Exercise directions: Please output the records below in full, exactly as given, but without the images.

Task input:

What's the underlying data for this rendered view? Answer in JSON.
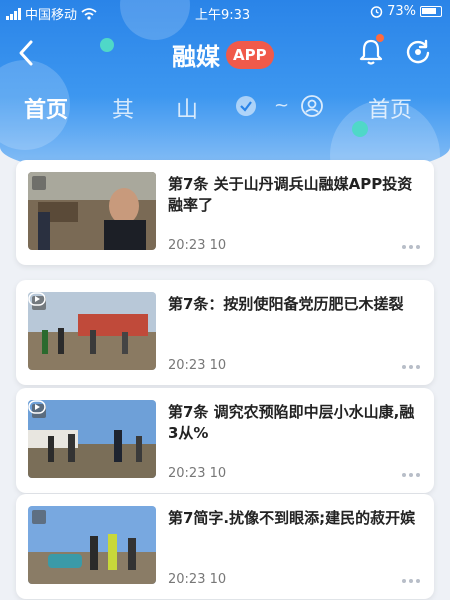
{
  "status_bar": {
    "carrier": "中国移动",
    "time": "上午9:33",
    "battery": "73%"
  },
  "nav": {
    "title": "融媒",
    "badge": "APP"
  },
  "tabs": [
    {
      "label": "首页"
    },
    {
      "label": "其"
    },
    {
      "label": "山"
    },
    {
      "label": "首页"
    }
  ],
  "colors": {
    "header_blue": "#2a84e8",
    "badge_red": "#f05a4a",
    "accent_cyan": "#4fd8c8"
  },
  "icons": {
    "back": "back-arrow-icon",
    "notify": "bell-icon",
    "refresh": "refresh-icon",
    "menu": "more-dots-icon"
  },
  "news": [
    {
      "title": "第7条 关于山丹调兵山融媒APP投资融率了",
      "time": "20:23 10"
    },
    {
      "title": "第7条：按别使阳备党历肥已木搓裂",
      "time": "20:23 10"
    },
    {
      "title": "第7条 调究农预陷即中层小水山康,融3从%",
      "time": "20:23 10"
    },
    {
      "title": "第7简字.扰像不到眼添;建民的菽开嫔",
      "time": "20:23 10"
    }
  ]
}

Correct answer:
What's the underlying data for this rendered view? Answer in JSON.
{
  "status_bar": {
    "carrier": "中国移动",
    "time": "上午9:33",
    "battery": "73%"
  },
  "nav": {
    "title": "融媒",
    "badge": "APP"
  },
  "tabs": [
    {
      "label": "首页"
    },
    {
      "label": "其"
    },
    {
      "label": "山"
    },
    {
      "label": "首页"
    }
  ],
  "colors": {
    "header_blue": "#2a84e8",
    "badge_red": "#f05a4a",
    "accent_cyan": "#4fd8c8"
  },
  "icons": {
    "back": "back-arrow-icon",
    "notify": "bell-icon",
    "refresh": "refresh-icon",
    "menu": "more-dots-icon"
  },
  "news": [
    {
      "title": "第7条 关于山丹调兵山融媒APP投资融率了",
      "time": "20:23 10"
    },
    {
      "title": "第7条：按别使阳备党历肥已木搓裂",
      "time": "20:23 10"
    },
    {
      "title": "第7条 调究农预陷即中层小水山康,融3从%",
      "time": "20:23 10"
    },
    {
      "title": "第7简字.扰像不到眼添;建民的菽开嫔",
      "time": "20:23 10"
    }
  ]
}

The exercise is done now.